Items from a dataset
'''
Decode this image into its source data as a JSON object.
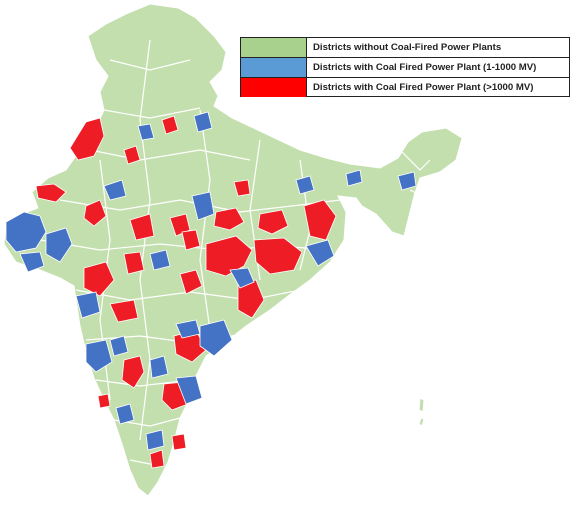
{
  "map": {
    "colors": {
      "land": "#c4dfae",
      "boundary": "#ffffff",
      "low_capacity": "#4472c4",
      "high_capacity": "#ee1c25"
    },
    "legend": {
      "items": [
        {
          "label": "Districts without Coal-Fired Power Plants",
          "color": "#a9d18e"
        },
        {
          "label": "Districts with Coal Fired Power Plant (1-1000 MV)",
          "color": "#5b9bd5"
        },
        {
          "label": "Districts with Coal Fired Power Plant (>1000 MV)",
          "color": "#ff0000"
        }
      ]
    }
  }
}
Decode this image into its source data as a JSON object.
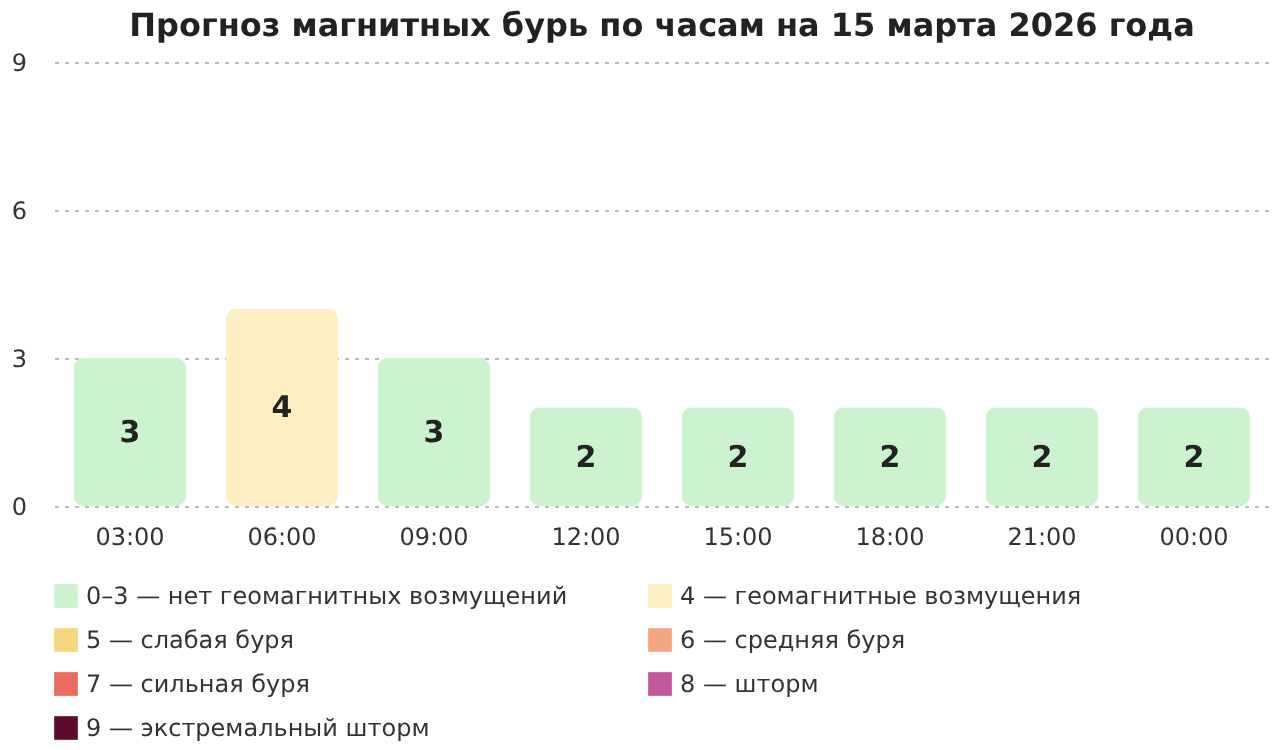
{
  "chart_data": {
    "type": "bar",
    "title": "Прогноз магнитных бурь по часам на 15 марта 2026 года",
    "categories": [
      "03:00",
      "06:00",
      "09:00",
      "12:00",
      "15:00",
      "18:00",
      "21:00",
      "00:00"
    ],
    "series": [
      {
        "name": "0–3 — нет геомагнитных возмущений",
        "color": "#cdf2cf",
        "values": [
          3,
          null,
          3,
          2,
          2,
          2,
          2,
          2
        ]
      },
      {
        "name": "4 — геомагнитные возмущения",
        "color": "#fdeec4",
        "values": [
          null,
          4,
          null,
          null,
          null,
          null,
          null,
          null
        ]
      },
      {
        "name": "5 — слабая буря",
        "color": "#f6d57f",
        "values": [
          null,
          null,
          null,
          null,
          null,
          null,
          null,
          null
        ]
      },
      {
        "name": "6 — средняя буря",
        "color": "#f4a67e",
        "values": [
          null,
          null,
          null,
          null,
          null,
          null,
          null,
          null
        ]
      },
      {
        "name": "7 — сильная буря",
        "color": "#ea6a5c",
        "values": [
          null,
          null,
          null,
          null,
          null,
          null,
          null,
          null
        ]
      },
      {
        "name": "8 — шторм",
        "color": "#c2579c",
        "values": [
          null,
          null,
          null,
          null,
          null,
          null,
          null,
          null
        ]
      },
      {
        "name": "9 — экстремальный шторм",
        "color": "#5c0b2c",
        "values": [
          null,
          null,
          null,
          null,
          null,
          null,
          null,
          null
        ]
      }
    ],
    "ylim": [
      0,
      9
    ],
    "yticks": [
      0,
      3,
      6,
      9
    ],
    "grid": "y",
    "data_labels": true,
    "legend": "bottom"
  }
}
'''
- _TASK PROMPT_: All of the entries above should be copied exactly, except for the pictures.

- _SOLUTION FOR THIS TASK_:
Decode this image into its source data as a JSON object.
{
  "map": {
    "colors": {
      "land": "#c4dfae",
      "boundary": "#ffffff",
      "low_capacity": "#4472c4",
      "high_capacity": "#ee1c25"
    },
    "legend": {
      "items": [
        {
          "label": "Districts without Coal-Fired Power Plants",
          "color": "#a9d18e"
        },
        {
          "label": "Districts with Coal Fired Power Plant (1-1000 MV)",
          "color": "#5b9bd5"
        },
        {
          "label": "Districts with Coal Fired Power Plant (>1000 MV)",
          "color": "#ff0000"
        }
      ]
    }
  }
}
Decode this image into its source data as a JSON object.
{
  "chart_data": {
    "type": "bar",
    "title": "Прогноз магнитных бурь по часам на 15 марта 2026 года",
    "categories": [
      "03:00",
      "06:00",
      "09:00",
      "12:00",
      "15:00",
      "18:00",
      "21:00",
      "00:00"
    ],
    "series": [
      {
        "name": "0–3 — нет геомагнитных возмущений",
        "color": "#cdf2cf",
        "values": [
          3,
          null,
          3,
          2,
          2,
          2,
          2,
          2
        ]
      },
      {
        "name": "4 — геомагнитные возмущения",
        "color": "#fdeec4",
        "values": [
          null,
          4,
          null,
          null,
          null,
          null,
          null,
          null
        ]
      },
      {
        "name": "5 — слабая буря",
        "color": "#f6d57f",
        "values": [
          null,
          null,
          null,
          null,
          null,
          null,
          null,
          null
        ]
      },
      {
        "name": "6 — средняя буря",
        "color": "#f4a67e",
        "values": [
          null,
          null,
          null,
          null,
          null,
          null,
          null,
          null
        ]
      },
      {
        "name": "7 — сильная буря",
        "color": "#ea6a5c",
        "values": [
          null,
          null,
          null,
          null,
          null,
          null,
          null,
          null
        ]
      },
      {
        "name": "8 — шторм",
        "color": "#c2579c",
        "values": [
          null,
          null,
          null,
          null,
          null,
          null,
          null,
          null
        ]
      },
      {
        "name": "9 — экстремальный шторм",
        "color": "#5c0b2c",
        "values": [
          null,
          null,
          null,
          null,
          null,
          null,
          null,
          null
        ]
      }
    ],
    "ylim": [
      0,
      9
    ],
    "yticks": [
      0,
      3,
      6,
      9
    ],
    "grid": "y",
    "data_labels": true,
    "legend": "bottom"
  }
}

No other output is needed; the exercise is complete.